**Directive**
Among the lines below, list those containing the string "Mitasha".

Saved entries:
──────────

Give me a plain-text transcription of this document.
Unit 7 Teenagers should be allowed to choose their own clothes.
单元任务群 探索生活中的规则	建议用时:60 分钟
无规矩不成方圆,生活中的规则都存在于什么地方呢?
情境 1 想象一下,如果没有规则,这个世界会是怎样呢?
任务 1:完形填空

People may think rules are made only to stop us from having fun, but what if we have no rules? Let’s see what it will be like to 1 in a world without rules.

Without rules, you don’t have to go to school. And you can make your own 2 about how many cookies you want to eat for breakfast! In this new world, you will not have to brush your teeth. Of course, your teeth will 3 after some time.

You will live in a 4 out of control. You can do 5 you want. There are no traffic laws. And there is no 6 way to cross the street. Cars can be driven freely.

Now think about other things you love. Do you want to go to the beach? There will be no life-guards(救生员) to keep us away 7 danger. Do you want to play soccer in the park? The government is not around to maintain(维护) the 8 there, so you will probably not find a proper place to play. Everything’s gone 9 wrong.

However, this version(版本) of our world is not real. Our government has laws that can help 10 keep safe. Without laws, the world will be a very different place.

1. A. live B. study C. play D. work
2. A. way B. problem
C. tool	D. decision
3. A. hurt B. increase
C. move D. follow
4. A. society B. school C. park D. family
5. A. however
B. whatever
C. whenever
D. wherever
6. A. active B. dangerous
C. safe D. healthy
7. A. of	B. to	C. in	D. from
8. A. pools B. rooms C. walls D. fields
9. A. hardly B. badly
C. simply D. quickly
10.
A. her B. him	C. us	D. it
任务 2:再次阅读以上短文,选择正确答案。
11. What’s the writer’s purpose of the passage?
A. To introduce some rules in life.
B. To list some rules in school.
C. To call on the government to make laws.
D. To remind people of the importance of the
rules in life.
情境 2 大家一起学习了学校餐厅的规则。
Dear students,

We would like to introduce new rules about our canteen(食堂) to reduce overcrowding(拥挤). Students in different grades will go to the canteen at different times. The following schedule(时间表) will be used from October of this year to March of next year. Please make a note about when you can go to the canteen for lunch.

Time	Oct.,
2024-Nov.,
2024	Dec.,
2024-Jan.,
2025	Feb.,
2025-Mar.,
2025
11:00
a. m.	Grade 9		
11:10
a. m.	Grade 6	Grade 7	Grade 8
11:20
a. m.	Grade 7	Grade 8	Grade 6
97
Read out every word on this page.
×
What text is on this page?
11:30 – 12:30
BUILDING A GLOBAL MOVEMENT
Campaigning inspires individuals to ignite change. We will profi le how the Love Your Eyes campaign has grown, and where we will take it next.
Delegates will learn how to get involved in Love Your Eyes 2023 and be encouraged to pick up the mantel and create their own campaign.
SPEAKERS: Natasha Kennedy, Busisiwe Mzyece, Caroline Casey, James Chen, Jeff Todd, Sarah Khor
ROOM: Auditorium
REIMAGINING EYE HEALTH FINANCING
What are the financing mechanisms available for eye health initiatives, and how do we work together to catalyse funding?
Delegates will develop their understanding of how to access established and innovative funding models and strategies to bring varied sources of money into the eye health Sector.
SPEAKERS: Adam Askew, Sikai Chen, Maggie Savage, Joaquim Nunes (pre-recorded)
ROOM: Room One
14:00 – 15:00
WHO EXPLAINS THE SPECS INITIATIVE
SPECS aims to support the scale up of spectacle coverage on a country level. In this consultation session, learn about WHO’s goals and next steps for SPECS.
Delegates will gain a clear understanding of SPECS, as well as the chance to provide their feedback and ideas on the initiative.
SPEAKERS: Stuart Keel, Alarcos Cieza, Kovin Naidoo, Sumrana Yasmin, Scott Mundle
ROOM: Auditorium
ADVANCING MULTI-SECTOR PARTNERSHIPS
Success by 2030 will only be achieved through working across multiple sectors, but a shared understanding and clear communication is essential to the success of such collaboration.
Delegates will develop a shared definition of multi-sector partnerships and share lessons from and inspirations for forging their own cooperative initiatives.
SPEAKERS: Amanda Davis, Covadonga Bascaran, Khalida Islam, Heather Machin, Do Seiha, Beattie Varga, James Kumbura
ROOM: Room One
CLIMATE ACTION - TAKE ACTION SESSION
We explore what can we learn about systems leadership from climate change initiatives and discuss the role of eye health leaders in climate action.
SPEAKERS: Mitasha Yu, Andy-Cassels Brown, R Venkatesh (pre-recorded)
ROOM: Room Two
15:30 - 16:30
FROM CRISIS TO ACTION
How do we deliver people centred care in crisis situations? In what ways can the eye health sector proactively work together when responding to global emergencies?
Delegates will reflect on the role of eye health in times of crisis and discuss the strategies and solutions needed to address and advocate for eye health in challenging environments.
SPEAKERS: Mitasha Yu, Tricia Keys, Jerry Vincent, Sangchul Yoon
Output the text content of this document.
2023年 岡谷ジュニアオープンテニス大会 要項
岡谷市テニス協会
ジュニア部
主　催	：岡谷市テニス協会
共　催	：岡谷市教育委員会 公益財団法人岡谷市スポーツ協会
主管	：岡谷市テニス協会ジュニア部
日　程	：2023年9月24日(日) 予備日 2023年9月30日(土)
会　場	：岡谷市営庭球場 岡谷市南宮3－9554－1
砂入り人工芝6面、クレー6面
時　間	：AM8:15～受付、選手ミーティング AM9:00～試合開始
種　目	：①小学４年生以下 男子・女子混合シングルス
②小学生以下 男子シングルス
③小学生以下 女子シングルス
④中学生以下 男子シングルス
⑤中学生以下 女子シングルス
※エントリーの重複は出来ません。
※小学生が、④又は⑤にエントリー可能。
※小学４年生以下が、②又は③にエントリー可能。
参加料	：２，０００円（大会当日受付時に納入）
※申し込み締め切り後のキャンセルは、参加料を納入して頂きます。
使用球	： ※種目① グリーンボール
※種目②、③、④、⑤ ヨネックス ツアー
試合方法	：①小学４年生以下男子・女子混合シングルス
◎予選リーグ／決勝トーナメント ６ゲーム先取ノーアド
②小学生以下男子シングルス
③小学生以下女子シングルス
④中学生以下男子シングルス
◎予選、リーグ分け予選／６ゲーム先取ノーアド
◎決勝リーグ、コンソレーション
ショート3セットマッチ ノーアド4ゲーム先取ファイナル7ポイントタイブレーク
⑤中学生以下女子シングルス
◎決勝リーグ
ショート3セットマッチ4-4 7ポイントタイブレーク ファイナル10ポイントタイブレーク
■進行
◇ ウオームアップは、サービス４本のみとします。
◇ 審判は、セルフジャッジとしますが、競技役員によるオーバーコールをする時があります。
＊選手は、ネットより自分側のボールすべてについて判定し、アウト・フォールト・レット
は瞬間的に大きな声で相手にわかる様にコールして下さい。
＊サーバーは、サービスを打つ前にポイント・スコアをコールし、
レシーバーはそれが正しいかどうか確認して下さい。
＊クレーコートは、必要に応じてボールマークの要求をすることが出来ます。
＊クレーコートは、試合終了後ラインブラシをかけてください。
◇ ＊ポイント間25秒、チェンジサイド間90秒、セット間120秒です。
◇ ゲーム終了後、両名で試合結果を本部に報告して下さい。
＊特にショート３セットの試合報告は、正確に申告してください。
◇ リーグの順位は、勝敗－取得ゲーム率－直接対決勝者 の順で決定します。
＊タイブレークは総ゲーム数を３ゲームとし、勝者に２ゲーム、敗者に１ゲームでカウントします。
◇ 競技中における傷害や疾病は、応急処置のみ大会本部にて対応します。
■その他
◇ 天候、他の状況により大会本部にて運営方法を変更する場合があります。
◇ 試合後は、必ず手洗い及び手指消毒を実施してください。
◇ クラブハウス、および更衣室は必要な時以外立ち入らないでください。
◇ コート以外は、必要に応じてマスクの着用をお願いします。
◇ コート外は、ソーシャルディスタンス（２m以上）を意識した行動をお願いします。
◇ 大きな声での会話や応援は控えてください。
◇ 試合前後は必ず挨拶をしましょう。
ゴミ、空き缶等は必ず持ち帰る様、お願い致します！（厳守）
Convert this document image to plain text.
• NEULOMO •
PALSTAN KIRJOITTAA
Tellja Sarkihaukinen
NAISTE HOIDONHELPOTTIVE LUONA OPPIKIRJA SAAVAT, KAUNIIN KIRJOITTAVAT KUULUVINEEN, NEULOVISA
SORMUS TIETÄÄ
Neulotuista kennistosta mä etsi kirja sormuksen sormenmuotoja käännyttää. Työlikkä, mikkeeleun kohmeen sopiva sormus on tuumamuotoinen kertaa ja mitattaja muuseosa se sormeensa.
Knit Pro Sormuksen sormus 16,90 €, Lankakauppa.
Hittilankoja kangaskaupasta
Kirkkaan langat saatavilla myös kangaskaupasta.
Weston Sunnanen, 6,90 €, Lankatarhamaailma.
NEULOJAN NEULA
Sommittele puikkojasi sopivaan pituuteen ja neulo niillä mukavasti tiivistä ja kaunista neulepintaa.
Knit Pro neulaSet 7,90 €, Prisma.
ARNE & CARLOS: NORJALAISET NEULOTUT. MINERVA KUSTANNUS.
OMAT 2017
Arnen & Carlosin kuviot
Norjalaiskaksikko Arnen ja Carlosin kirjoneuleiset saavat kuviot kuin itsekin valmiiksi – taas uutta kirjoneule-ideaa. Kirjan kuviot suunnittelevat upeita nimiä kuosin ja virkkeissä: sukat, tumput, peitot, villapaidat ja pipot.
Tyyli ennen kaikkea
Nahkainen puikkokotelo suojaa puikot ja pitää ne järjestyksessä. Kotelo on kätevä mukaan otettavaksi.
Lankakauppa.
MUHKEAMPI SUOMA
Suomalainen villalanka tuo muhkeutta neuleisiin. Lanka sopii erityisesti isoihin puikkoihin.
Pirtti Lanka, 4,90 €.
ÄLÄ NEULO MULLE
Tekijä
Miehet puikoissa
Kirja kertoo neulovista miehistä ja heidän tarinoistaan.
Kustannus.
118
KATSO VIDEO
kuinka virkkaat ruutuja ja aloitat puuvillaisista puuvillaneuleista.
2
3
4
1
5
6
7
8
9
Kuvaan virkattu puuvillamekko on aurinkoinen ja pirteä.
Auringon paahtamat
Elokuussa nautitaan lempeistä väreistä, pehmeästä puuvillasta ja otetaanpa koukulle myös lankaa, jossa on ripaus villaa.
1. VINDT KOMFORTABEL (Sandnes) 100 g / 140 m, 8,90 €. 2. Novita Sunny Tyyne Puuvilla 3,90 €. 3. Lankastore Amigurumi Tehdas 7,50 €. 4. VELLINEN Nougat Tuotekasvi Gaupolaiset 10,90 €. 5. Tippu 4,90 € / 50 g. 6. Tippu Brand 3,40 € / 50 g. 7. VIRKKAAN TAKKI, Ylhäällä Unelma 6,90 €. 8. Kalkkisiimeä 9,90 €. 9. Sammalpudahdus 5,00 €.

──────────

**Final result**
SPEAKERS: Mitasha Yu, Andy-Cassels Brown, R Venkatesh (pre-recorded)
SPEAKERS: Mitasha Yu, Tricia Keys, Jerry Vincent, Sangchul Yoon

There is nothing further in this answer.